[start Dataset rows]

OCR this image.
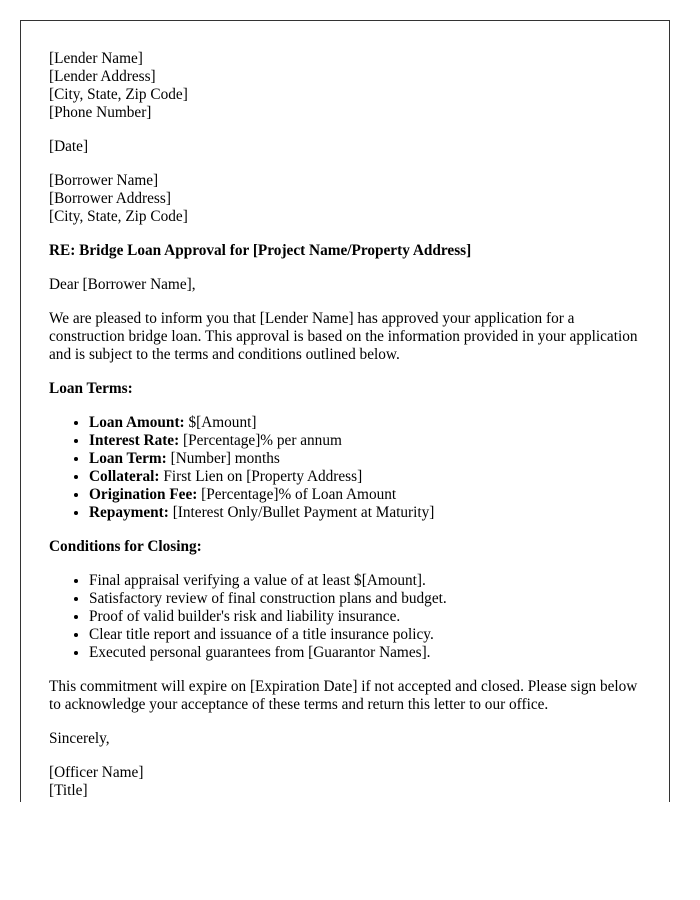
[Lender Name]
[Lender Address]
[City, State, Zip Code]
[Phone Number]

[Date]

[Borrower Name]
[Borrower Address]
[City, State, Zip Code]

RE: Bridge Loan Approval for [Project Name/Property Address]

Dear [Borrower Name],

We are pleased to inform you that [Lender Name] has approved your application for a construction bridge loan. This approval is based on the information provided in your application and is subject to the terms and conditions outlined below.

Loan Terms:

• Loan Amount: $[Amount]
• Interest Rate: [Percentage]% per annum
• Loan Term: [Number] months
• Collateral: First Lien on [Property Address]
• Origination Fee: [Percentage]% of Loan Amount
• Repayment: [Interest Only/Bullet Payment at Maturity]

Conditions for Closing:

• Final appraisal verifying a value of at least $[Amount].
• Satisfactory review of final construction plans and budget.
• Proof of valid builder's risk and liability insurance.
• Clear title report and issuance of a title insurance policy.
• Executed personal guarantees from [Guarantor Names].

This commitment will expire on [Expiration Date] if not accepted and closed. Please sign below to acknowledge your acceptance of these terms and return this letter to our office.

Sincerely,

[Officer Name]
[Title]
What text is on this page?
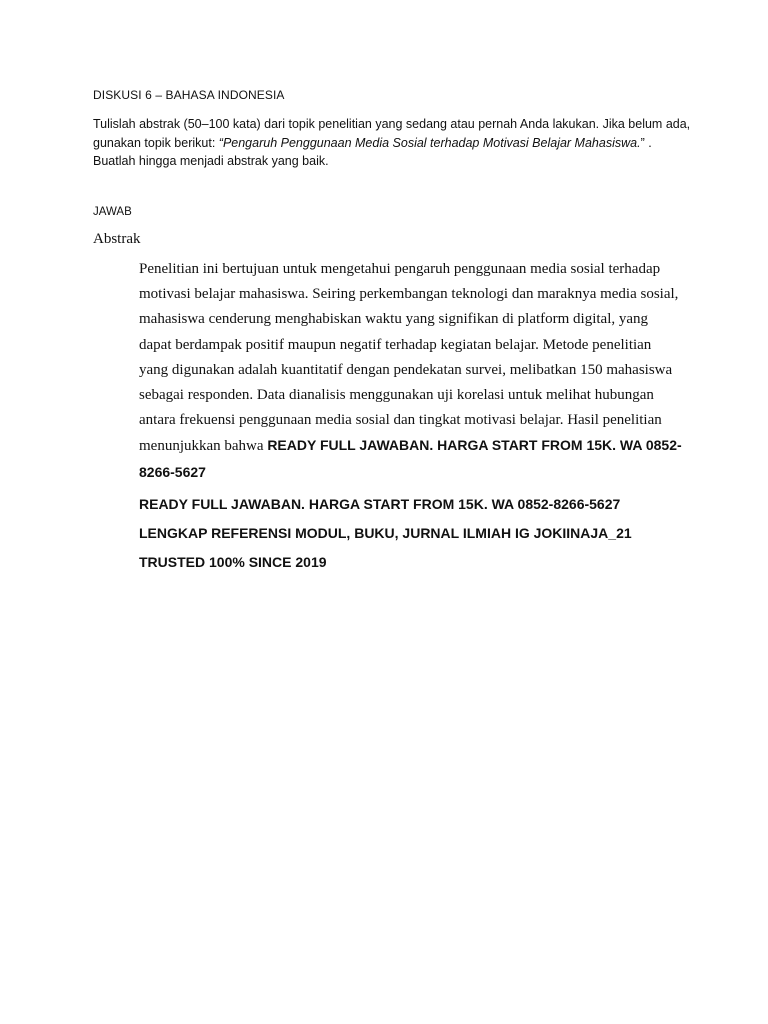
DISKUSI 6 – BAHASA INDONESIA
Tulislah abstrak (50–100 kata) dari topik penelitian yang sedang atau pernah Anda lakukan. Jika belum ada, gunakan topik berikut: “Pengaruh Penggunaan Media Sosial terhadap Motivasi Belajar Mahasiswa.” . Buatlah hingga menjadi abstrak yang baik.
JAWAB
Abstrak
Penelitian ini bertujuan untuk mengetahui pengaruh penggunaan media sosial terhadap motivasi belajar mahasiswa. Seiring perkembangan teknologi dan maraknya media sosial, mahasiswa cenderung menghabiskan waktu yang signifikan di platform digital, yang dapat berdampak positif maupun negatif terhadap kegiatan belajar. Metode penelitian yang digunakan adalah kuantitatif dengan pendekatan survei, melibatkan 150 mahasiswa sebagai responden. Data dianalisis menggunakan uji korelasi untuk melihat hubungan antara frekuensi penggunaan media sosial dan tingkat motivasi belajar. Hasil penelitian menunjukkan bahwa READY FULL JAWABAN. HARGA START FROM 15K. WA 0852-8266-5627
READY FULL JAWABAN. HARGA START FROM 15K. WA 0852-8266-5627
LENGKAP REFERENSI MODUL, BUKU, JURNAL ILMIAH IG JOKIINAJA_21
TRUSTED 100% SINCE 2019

[end Dataset rows]

• [Exercise aim]: Pictures aside, set down the lines from the one containing "What text is on this page?" through the end of the records above, exactly and only those.

• [Full solution]:
What text is on this page?
DISKUSI 6 – BAHASA INDONESIA
Tulislah abstrak (50–100 kata) dari topik penelitian yang sedang atau pernah Anda lakukan. Jika belum ada, gunakan topik berikut: “Pengaruh Penggunaan Media Sosial terhadap Motivasi Belajar Mahasiswa.” . Buatlah hingga menjadi abstrak yang baik.
JAWAB
Abstrak
Penelitian ini bertujuan untuk mengetahui pengaruh penggunaan media sosial terhadap motivasi belajar mahasiswa. Seiring perkembangan teknologi dan maraknya media sosial, mahasiswa cenderung menghabiskan waktu yang signifikan di platform digital, yang dapat berdampak positif maupun negatif terhadap kegiatan belajar. Metode penelitian yang digunakan adalah kuantitatif dengan pendekatan survei, melibatkan 150 mahasiswa sebagai responden. Data dianalisis menggunakan uji korelasi untuk melihat hubungan antara frekuensi penggunaan media sosial dan tingkat motivasi belajar. Hasil penelitian menunjukkan bahwa READY FULL JAWABAN. HARGA START FROM 15K. WA 0852-8266-5627
READY FULL JAWABAN. HARGA START FROM 15K. WA 0852-8266-5627
LENGKAP REFERENSI MODUL, BUKU, JURNAL ILMIAH IG JOKIINAJA_21
TRUSTED 100% SINCE 2019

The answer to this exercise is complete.